• **Task prompt**: Reproduce the material word for word; the images stay out.

• **Entries**:

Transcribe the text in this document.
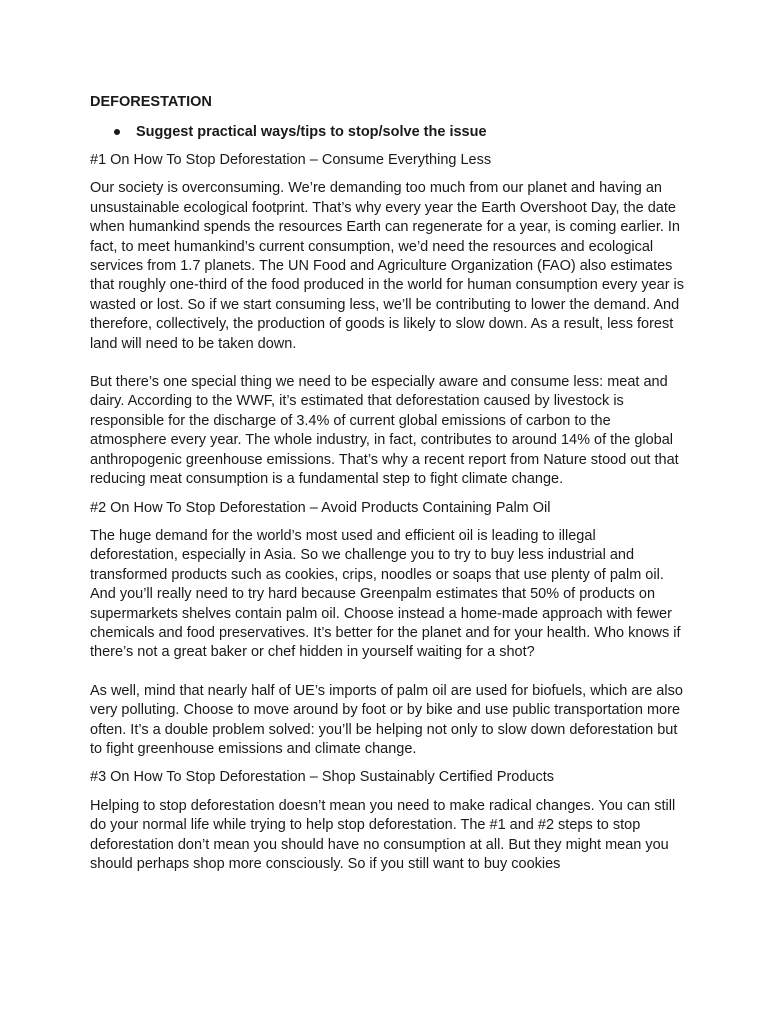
DEFORESTATION
Suggest practical ways/tips to stop/solve the issue

#1 On How To Stop Deforestation – Consume Everything Less

Our society is overconsuming. We’re demanding too much from our planet and having an unsustainable ecological footprint. That’s why every year the Earth Overshoot Day, the date when humankind spends the resources Earth can regenerate for a year, is coming earlier. In fact, to meet humankind’s current consumption, we’d need the resources and ecological services from 1.7 planets. The UN Food and Agriculture Organization (FAO) also estimates that roughly one-third of the food produced in the world for human consumption every year is wasted or lost. So if we start consuming less, we’ll be contributing to lower the demand. And therefore, collectively, the production of goods is likely to slow down. As a result, less forest land will need to be taken down.

But there’s one special thing we need to be especially aware and consume less: meat and dairy. According to the WWF, it’s estimated that deforestation caused by livestock is responsible for the discharge of 3.4% of current global emissions of carbon to the atmosphere every year. The whole industry, in fact, contributes to around 14% of the global anthropogenic greenhouse emissions. That’s why a recent report from Nature stood out that reducing meat consumption is a fundamental step to fight climate change.

#2 On How To Stop Deforestation – Avoid Products Containing Palm Oil

The huge demand for the world’s most used and efficient oil is leading to illegal deforestation, especially in Asia. So we challenge you to try to buy less industrial and transformed products such as cookies, crips, noodles or soaps that use plenty of palm oil. And you’ll really need to try hard because Greenpalm estimates that 50% of products on supermarkets shelves contain palm oil. Choose instead a home-made approach with fewer chemicals and food preservatives. It’s better for the planet and for your health. Who knows if there’s not a great baker or chef hidden in yourself waiting for a shot?

As well, mind that nearly half of UE’s imports of palm oil are used for biofuels, which are also very polluting. Choose to move around by foot or by bike and use public transportation more often. It’s a double problem solved: you’ll be helping not only to slow down deforestation but to fight greenhouse emissions and climate change.

#3 On How To Stop Deforestation – Shop Sustainably Certified Products

Helping to stop deforestation doesn’t mean you need to make radical changes. You can still do your normal life while trying to help stop deforestation. The #1 and #2 steps to stop deforestation don’t mean you should have no consumption at all. But they might mean you should perhaps shop more consciously. So if you still want to buy cookies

• **Written response**:
Transcribe the text in this document.
DEFORESTATION
Suggest practical ways/tips to stop/solve the issue

#1 On How To Stop Deforestation – Consume Everything Less

Our society is overconsuming. We’re demanding too much from our planet and having an unsustainable ecological footprint. That’s why every year the Earth Overshoot Day, the date when humankind spends the resources Earth can regenerate for a year, is coming earlier. In fact, to meet humankind’s current consumption, we’d need the resources and ecological services from 1.7 planets. The UN Food and Agriculture Organization (FAO) also estimates that roughly one-third of the food produced in the world for human consumption every year is wasted or lost. So if we start consuming less, we’ll be contributing to lower the demand. And therefore, collectively, the production of goods is likely to slow down. As a result, less forest land will need to be taken down.

But there’s one special thing we need to be especially aware and consume less: meat and dairy. According to the WWF, it’s estimated that deforestation caused by livestock is responsible for the discharge of 3.4% of current global emissions of carbon to the atmosphere every year. The whole industry, in fact, contributes to around 14% of the global anthropogenic greenhouse emissions. That’s why a recent report from Nature stood out that reducing meat consumption is a fundamental step to fight climate change.

#2 On How To Stop Deforestation – Avoid Products Containing Palm Oil

The huge demand for the world’s most used and efficient oil is leading to illegal deforestation, especially in Asia. So we challenge you to try to buy less industrial and transformed products such as cookies, crips, noodles or soaps that use plenty of palm oil. And you’ll really need to try hard because Greenpalm estimates that 50% of products on supermarkets shelves contain palm oil. Choose instead a home-made approach with fewer chemicals and food preservatives. It’s better for the planet and for your health. Who knows if there’s not a great baker or chef hidden in yourself waiting for a shot?

As well, mind that nearly half of UE’s imports of palm oil are used for biofuels, which are also very polluting. Choose to move around by foot or by bike and use public transportation more often. It’s a double problem solved: you’ll be helping not only to slow down deforestation but to fight greenhouse emissions and climate change.

#3 On How To Stop Deforestation – Shop Sustainably Certified Products

Helping to stop deforestation doesn’t mean you need to make radical changes. You can still do your normal life while trying to help stop deforestation. The #1 and #2 steps to stop deforestation don’t mean you should have no consumption at all. But they might mean you should perhaps shop more consciously. So if you still want to buy cookies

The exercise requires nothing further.